● Directive:
Take every line from the listing below that includes "Tartamudo" and copy it.

● Dataset items:
========

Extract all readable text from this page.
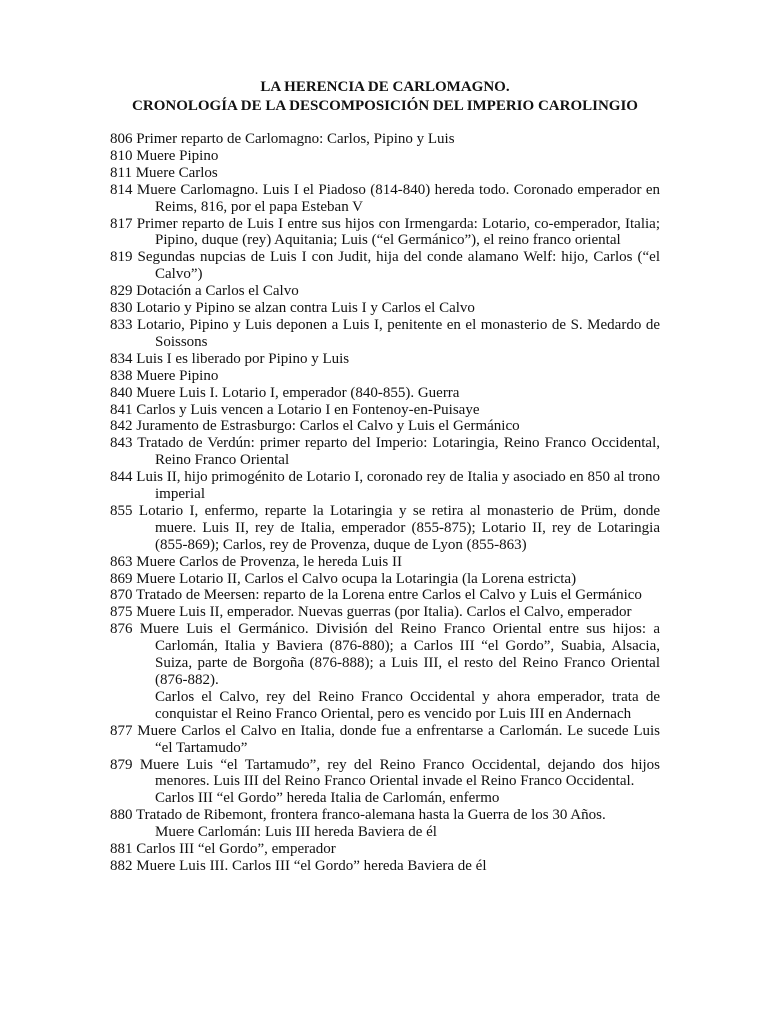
LA HERENCIA DE CARLOMAGNO.

CRONOLOGÍA DE LA DESCOMPOSICIÓN DEL IMPERIO CAROLINGIO

806 Primer reparto de Carlomagno: Carlos, Pipino y Luis
810 Muere Pipino
811 Muere Carlos
814 Muere Carlomagno. Luis I el Piadoso (814-840) hereda todo. Coronado emperador en Reims, 816, por el papa Esteban V
817 Primer reparto de Luis I entre sus hijos con Irmengarda: Lotario, co-emperador, Italia; Pipino, duque (rey) Aquitania; Luis (“el Germánico”), el reino franco oriental
819 Segundas nupcias de Luis I con Judit, hija del conde alamano Welf: hijo, Carlos (“el Calvo”)
829 Dotación a Carlos el Calvo
830 Lotario y Pipino se alzan contra Luis I y Carlos el Calvo
833 Lotario, Pipino y Luis deponen a Luis I, penitente en el monasterio de S. Medardo de Soissons
834 Luis I es liberado por Pipino y Luis
838 Muere Pipino
840 Muere Luis I. Lotario I, emperador (840-855). Guerra
841 Carlos y Luis vencen a Lotario I en Fontenoy-en-Puisaye
842 Juramento de Estrasburgo: Carlos el Calvo y Luis el Germánico
843 Tratado de Verdún: primer reparto del Imperio: Lotaringia, Reino Franco Occidental, Reino Franco Oriental
844 Luis II, hijo primogénito de Lotario I, coronado rey de Italia y asociado en 850 al trono imperial
855 Lotario I, enfermo, reparte la Lotaringia y se retira al monasterio de Prüm, donde muere. Luis II, rey de Italia, emperador (855-875); Lotario II, rey de Lotaringia (855-869); Carlos, rey de Provenza, duque de Lyon (855-863)
863 Muere Carlos de Provenza, le hereda Luis II
869 Muere Lotario II, Carlos el Calvo ocupa la Lotaringia (la Lorena estricta)
870 Tratado de Meersen: reparto de la Lorena entre Carlos el Calvo y Luis el Germánico
875 Muere Luis II, emperador. Nuevas guerras (por Italia). Carlos el Calvo, emperador
876 Muere Luis el Germánico. División del Reino Franco Oriental entre sus hijos: a Carlomán, Italia y Baviera (876-880); a Carlos III “el Gordo”, Suabia, Alsacia, Suiza, parte de Borgoña (876-888); a Luis III, el resto del Reino Franco Oriental (876-882).
Carlos el Calvo, rey del Reino Franco Occidental y ahora emperador, trata de conquistar el Reino Franco Oriental, pero es vencido por Luis III en Andernach
877 Muere Carlos el Calvo en Italia, donde fue a enfrentarse a Carlomán. Le sucede Luis “el Tartamudo”
879 Muere Luis “el Tartamudo”, rey del Reino Franco Occidental, dejando dos hijos menores. Luis III del Reino Franco Oriental invade el Reino Franco Occidental.
Carlos III “el Gordo” hereda Italia de Carlomán, enfermo
880 Tratado de Ribemont, frontera franco-alemana hasta la Guerra de los 30 Años.
Muere Carlomán: Luis III hereda Baviera de él
881 Carlos III “el Gordo”, emperador
882 Muere Luis III. Carlos III “el Gordo” hereda Baviera de él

========

● Output of the exercise:
877 Muere Carlos el Calvo en Italia, donde fue a enfrentarse a Carlomán. Le sucede Luis “el Tartamudo”
879 Muere Luis “el Tartamudo”, rey del Reino Franco Occidental, dejando dos hijos menores. Luis III del Reino Franco Oriental invade el Reino Franco Occidental.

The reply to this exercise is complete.